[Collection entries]
┄┄┄┄┄┄

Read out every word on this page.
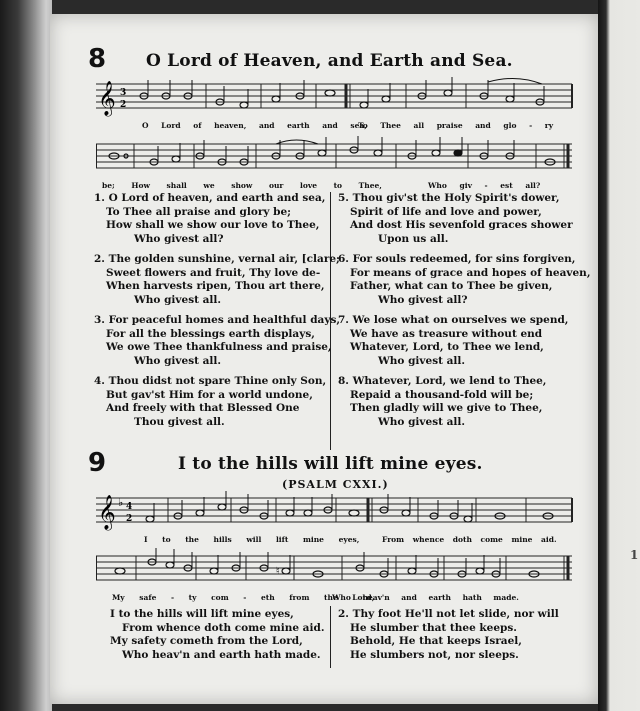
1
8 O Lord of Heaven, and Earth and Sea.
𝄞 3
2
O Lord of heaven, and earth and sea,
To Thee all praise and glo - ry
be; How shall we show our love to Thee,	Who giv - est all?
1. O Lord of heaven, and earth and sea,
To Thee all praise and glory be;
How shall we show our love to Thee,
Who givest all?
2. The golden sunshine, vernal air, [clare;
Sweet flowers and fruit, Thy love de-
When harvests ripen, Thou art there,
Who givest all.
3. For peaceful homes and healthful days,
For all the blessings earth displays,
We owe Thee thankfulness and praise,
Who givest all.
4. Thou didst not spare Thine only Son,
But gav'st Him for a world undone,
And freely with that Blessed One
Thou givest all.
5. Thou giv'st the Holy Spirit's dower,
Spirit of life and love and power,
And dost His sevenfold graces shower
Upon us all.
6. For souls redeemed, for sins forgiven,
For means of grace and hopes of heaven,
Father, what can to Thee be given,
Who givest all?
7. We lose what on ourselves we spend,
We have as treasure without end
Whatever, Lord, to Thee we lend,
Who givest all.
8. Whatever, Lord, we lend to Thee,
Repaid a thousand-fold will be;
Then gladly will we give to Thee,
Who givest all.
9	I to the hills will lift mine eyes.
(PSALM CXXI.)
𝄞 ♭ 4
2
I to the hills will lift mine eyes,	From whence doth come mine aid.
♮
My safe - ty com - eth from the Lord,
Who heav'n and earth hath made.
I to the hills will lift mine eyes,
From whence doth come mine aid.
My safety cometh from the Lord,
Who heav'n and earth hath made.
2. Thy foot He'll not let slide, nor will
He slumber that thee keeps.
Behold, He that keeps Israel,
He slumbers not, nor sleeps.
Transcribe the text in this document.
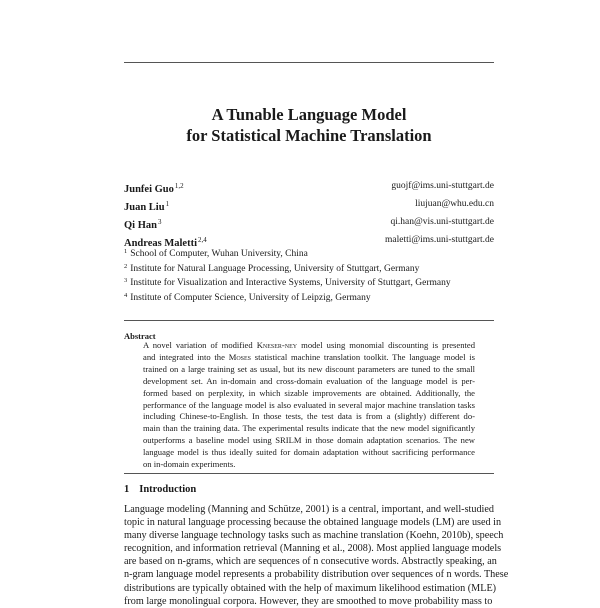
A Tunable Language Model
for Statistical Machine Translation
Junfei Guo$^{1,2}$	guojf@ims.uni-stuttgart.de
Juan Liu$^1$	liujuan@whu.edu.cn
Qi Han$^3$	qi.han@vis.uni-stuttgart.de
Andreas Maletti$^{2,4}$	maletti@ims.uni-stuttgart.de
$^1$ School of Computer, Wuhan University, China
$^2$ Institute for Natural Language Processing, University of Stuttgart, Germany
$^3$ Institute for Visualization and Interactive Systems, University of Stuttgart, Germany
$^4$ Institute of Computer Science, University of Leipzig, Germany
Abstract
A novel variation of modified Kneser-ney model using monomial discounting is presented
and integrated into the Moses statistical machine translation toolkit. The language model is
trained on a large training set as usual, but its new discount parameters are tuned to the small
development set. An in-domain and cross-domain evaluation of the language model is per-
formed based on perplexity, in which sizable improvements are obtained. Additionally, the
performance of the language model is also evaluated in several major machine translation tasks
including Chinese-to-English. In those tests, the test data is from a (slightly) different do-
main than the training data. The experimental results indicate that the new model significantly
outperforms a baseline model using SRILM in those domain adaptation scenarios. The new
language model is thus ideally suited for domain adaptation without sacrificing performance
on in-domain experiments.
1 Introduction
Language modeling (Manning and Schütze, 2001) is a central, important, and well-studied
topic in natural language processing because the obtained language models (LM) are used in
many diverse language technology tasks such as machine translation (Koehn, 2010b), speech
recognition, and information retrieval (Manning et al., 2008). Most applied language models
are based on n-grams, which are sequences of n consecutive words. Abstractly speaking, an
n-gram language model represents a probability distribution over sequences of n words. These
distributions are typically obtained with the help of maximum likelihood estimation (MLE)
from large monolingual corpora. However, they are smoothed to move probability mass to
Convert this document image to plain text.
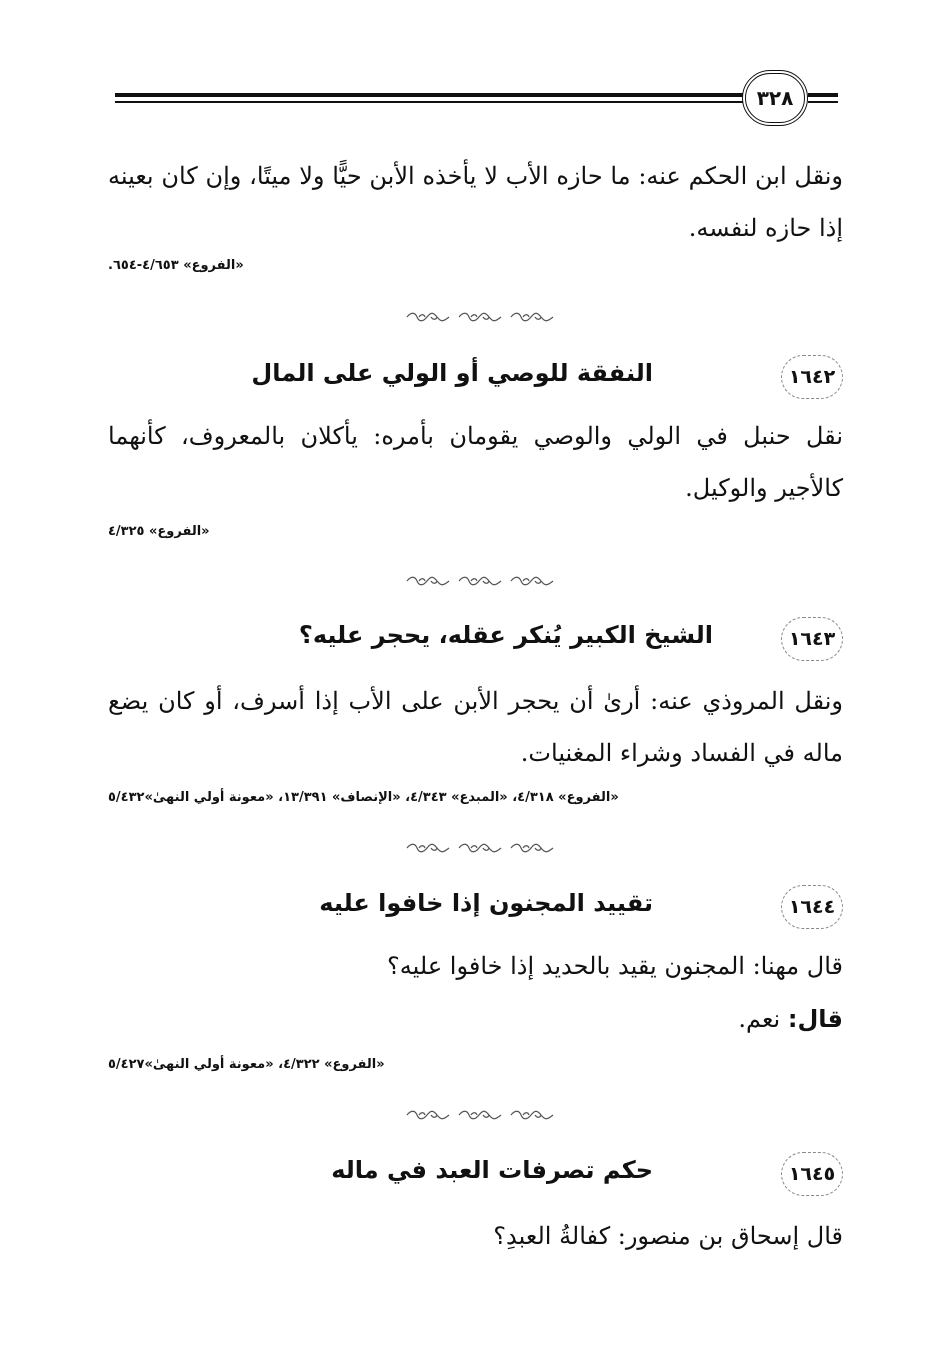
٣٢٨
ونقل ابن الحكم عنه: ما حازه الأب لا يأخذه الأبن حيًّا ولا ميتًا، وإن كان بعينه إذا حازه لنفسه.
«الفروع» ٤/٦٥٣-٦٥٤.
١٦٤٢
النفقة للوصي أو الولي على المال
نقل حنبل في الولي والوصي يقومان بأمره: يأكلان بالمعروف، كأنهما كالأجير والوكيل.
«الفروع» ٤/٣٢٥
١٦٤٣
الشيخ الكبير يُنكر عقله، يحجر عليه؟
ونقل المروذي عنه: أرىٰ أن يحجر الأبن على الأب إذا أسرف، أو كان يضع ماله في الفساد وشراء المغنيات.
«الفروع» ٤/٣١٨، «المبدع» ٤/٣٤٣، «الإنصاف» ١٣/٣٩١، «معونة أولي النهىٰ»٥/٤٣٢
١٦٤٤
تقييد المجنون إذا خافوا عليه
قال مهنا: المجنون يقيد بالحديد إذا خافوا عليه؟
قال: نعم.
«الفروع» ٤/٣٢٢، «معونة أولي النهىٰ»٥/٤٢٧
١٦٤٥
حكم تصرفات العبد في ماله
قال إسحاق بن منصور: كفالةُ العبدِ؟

┄┄┄┄┄┄

CHALLENGE: Leave the pictures out and copy the rest of the data exactly.

SOLVED PROBLEM:
Read out every word on this page.
1
8 O Lord of Heaven, and Earth and Sea.
𝄞 3
2
O Lord of heaven, and earth and sea,
To Thee all praise and glo - ry
be; How shall we show our love to Thee,	Who giv - est all?
1. O Lord of heaven, and earth and sea,
To Thee all praise and glory be;
How shall we show our love to Thee,
Who givest all?
2. The golden sunshine, vernal air, [clare;
Sweet flowers and fruit, Thy love de-
When harvests ripen, Thou art there,
Who givest all.
3. For peaceful homes and healthful days,
For all the blessings earth displays,
We owe Thee thankfulness and praise,
Who givest all.
4. Thou didst not spare Thine only Son,
But gav'st Him for a world undone,
And freely with that Blessed One
Thou givest all.
5. Thou giv'st the Holy Spirit's dower,
Spirit of life and love and power,
And dost His sevenfold graces shower
Upon us all.
6. For souls redeemed, for sins forgiven,
For means of grace and hopes of heaven,
Father, what can to Thee be given,
Who givest all?
7. We lose what on ourselves we spend,
We have as treasure without end
Whatever, Lord, to Thee we lend,
Who givest all.
8. Whatever, Lord, we lend to Thee,
Repaid a thousand-fold will be;
Then gladly will we give to Thee,
Who givest all.
9	I to the hills will lift mine eyes.
(PSALM CXXI.)
𝄞 ♭ 4
2
I to the hills will lift mine eyes,	From whence doth come mine aid.
♮
My safe - ty com - eth from the Lord,
Who heav'n and earth hath made.
I to the hills will lift mine eyes,
From whence doth come mine aid.
My safety cometh from the Lord,
Who heav'n and earth hath made.
2. Thy foot He'll not let slide, nor will
He slumber that thee keeps.
Behold, He that keeps Israel,
He slumbers not, nor sleeps.
Transcribe the text in this document.
A Tunable Language Model
for Statistical Machine Translation
Junfei Guo$^{1,2}$	guojf@ims.uni-stuttgart.de
Juan Liu$^1$	liujuan@whu.edu.cn
Qi Han$^3$	qi.han@vis.uni-stuttgart.de
Andreas Maletti$^{2,4}$	maletti@ims.uni-stuttgart.de
$^1$ School of Computer, Wuhan University, China
$^2$ Institute for Natural Language Processing, University of Stuttgart, Germany
$^3$ Institute for Visualization and Interactive Systems, University of Stuttgart, Germany
$^4$ Institute of Computer Science, University of Leipzig, Germany
Abstract
A novel variation of modified Kneser-ney model using monomial discounting is presented
and integrated into the Moses statistical machine translation toolkit. The language model is
trained on a large training set as usual, but its new discount parameters are tuned to the small
development set. An in-domain and cross-domain evaluation of the language model is per-
formed based on perplexity, in which sizable improvements are obtained. Additionally, the
performance of the language model is also evaluated in several major machine translation tasks
including Chinese-to-English. In those tests, the test data is from a (slightly) different do-
main than the training data. The experimental results indicate that the new model significantly
outperforms a baseline model using SRILM in those domain adaptation scenarios. The new
language model is thus ideally suited for domain adaptation without sacrificing performance
on in-domain experiments.
1 Introduction
Language modeling (Manning and Schütze, 2001) is a central, important, and well-studied
topic in natural language processing because the obtained language models (LM) are used in
many diverse language technology tasks such as machine translation (Koehn, 2010b), speech
recognition, and information retrieval (Manning et al., 2008). Most applied language models
are based on n-grams, which are sequences of n consecutive words. Abstractly speaking, an
n-gram language model represents a probability distribution over sequences of n words. These
distributions are typically obtained with the help of maximum likelihood estimation (MLE)
from large monolingual corpora. However, they are smoothed to move probability mass to
Convert this document image to plain text.
٣٢٨
ونقل ابن الحكم عنه: ما حازه الأب لا يأخذه الأبن حيًّا ولا ميتًا، وإن كان بعينه إذا حازه لنفسه.
«الفروع» ٤/٦٥٣-٦٥٤.
١٦٤٢
النفقة للوصي أو الولي على المال
نقل حنبل في الولي والوصي يقومان بأمره: يأكلان بالمعروف، كأنهما كالأجير والوكيل.
«الفروع» ٤/٣٢٥
١٦٤٣
الشيخ الكبير يُنكر عقله، يحجر عليه؟
ونقل المروذي عنه: أرىٰ أن يحجر الأبن على الأب إذا أسرف، أو كان يضع ماله في الفساد وشراء المغنيات.
«الفروع» ٤/٣١٨، «المبدع» ٤/٣٤٣، «الإنصاف» ١٣/٣٩١، «معونة أولي النهىٰ»٥/٤٣٢
١٦٤٤
تقييد المجنون إذا خافوا عليه
قال مهنا: المجنون يقيد بالحديد إذا خافوا عليه؟
قال: نعم.
«الفروع» ٤/٣٢٢، «معونة أولي النهىٰ»٥/٤٢٧
١٦٤٥
حكم تصرفات العبد في ماله
قال إسحاق بن منصور: كفالةُ العبدِ؟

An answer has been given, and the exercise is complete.